Verhandlungstermin: 11. Februar 1999

III ZR 155/97

Im Zusammenhang mit der Durchführung des "Flughafenverfahrens" nach § 18 a des Asylverfahrensgesetzes werden im Transitbereich des Frankfurter Flughafengeländes Asylsuchende vorübergehend untergebracht. Die klagende Flughafenunternehmerin, auf deren Seite das Land Hessen dem Verfahren als Streithelfer beigetreten ist, und die Bundesrepublik Deutschland streiten darüber, wer die durch die Unterbringung verursachten Kosten zu tragen hat. (LG Frankfurt/Main/OLG Frankfurt/Main)

Schriftliche Anweisung A
Gib die Einträge unverändert wieder, beginnend mit dem ersten Eintrag und endend mit der Zeile, die "legend-label: Water bbox=[979, 612, 999, 621]" enthält.
Die Einträge stehen in keinem Zusammenhang mit dem Auszug.

Gespeicherte Zeilen

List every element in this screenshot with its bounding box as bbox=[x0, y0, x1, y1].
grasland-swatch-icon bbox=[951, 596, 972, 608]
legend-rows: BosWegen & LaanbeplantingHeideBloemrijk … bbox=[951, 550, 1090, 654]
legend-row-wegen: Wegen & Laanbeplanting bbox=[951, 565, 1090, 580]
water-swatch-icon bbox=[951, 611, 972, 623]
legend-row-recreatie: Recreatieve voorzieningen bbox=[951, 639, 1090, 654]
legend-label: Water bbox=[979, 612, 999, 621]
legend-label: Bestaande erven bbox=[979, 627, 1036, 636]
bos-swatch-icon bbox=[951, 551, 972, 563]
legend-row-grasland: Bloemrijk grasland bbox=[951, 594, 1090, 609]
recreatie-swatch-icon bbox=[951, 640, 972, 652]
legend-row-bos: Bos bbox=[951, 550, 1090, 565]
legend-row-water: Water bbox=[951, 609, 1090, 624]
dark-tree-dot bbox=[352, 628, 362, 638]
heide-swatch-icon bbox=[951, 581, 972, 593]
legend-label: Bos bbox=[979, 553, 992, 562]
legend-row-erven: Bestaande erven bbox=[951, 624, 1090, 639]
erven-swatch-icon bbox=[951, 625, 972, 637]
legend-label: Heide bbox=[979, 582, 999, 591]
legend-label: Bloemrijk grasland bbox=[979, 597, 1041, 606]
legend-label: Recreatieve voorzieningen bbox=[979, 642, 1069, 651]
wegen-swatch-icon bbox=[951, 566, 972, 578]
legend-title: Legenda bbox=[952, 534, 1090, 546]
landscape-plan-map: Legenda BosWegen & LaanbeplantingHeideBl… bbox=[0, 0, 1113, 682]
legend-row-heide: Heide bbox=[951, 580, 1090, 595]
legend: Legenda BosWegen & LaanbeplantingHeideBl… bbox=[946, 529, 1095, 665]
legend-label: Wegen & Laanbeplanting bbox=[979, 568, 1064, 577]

Schriftliche Anweisung B
Schreibe den Auszug zum Flughafenverfahren neu, beginnend bei "Verhandlungstermin: 11. Februar" und endend bei "(LG Frankfurt/Main/OLG Frankfurt/Main)", und ersetze darin "Asylsuchende" durch "Schutzsuchende".

Richtige Antwort A
List every element in this screenshot with its bounding box as bbox=[x0, y0, x1, y1].
grasland-swatch-icon bbox=[951, 596, 972, 608]
legend-rows: BosWegen & LaanbeplantingHeideBloemrijk … bbox=[951, 550, 1090, 654]
legend-row-wegen: Wegen & Laanbeplanting bbox=[951, 565, 1090, 580]
water-swatch-icon bbox=[951, 611, 972, 623]
legend-row-recreatie: Recreatieve voorzieningen bbox=[951, 639, 1090, 654]
legend-label: Water bbox=[979, 612, 999, 621]

Richtige Antwort B
Verhandlungstermin: 11. Februar 1999

III ZR 155/97

Im Zusammenhang mit der Durchführung des "Flughafenverfahrens" nach § 18 a des Asylverfahrensgesetzes werden im Transitbereich des Frankfurter Flughafengeländes Schutzsuchende vorübergehend untergebracht. Die klagende Flughafenunternehmerin, auf deren Seite das Land Hessen dem Verfahren als Streithelfer beigetreten ist, und die Bundesrepublik Deutschland streiten darüber, wer die durch die Unterbringung verursachten Kosten zu tragen hat. (LG Frankfurt/Main/OLG Frankfurt/Main)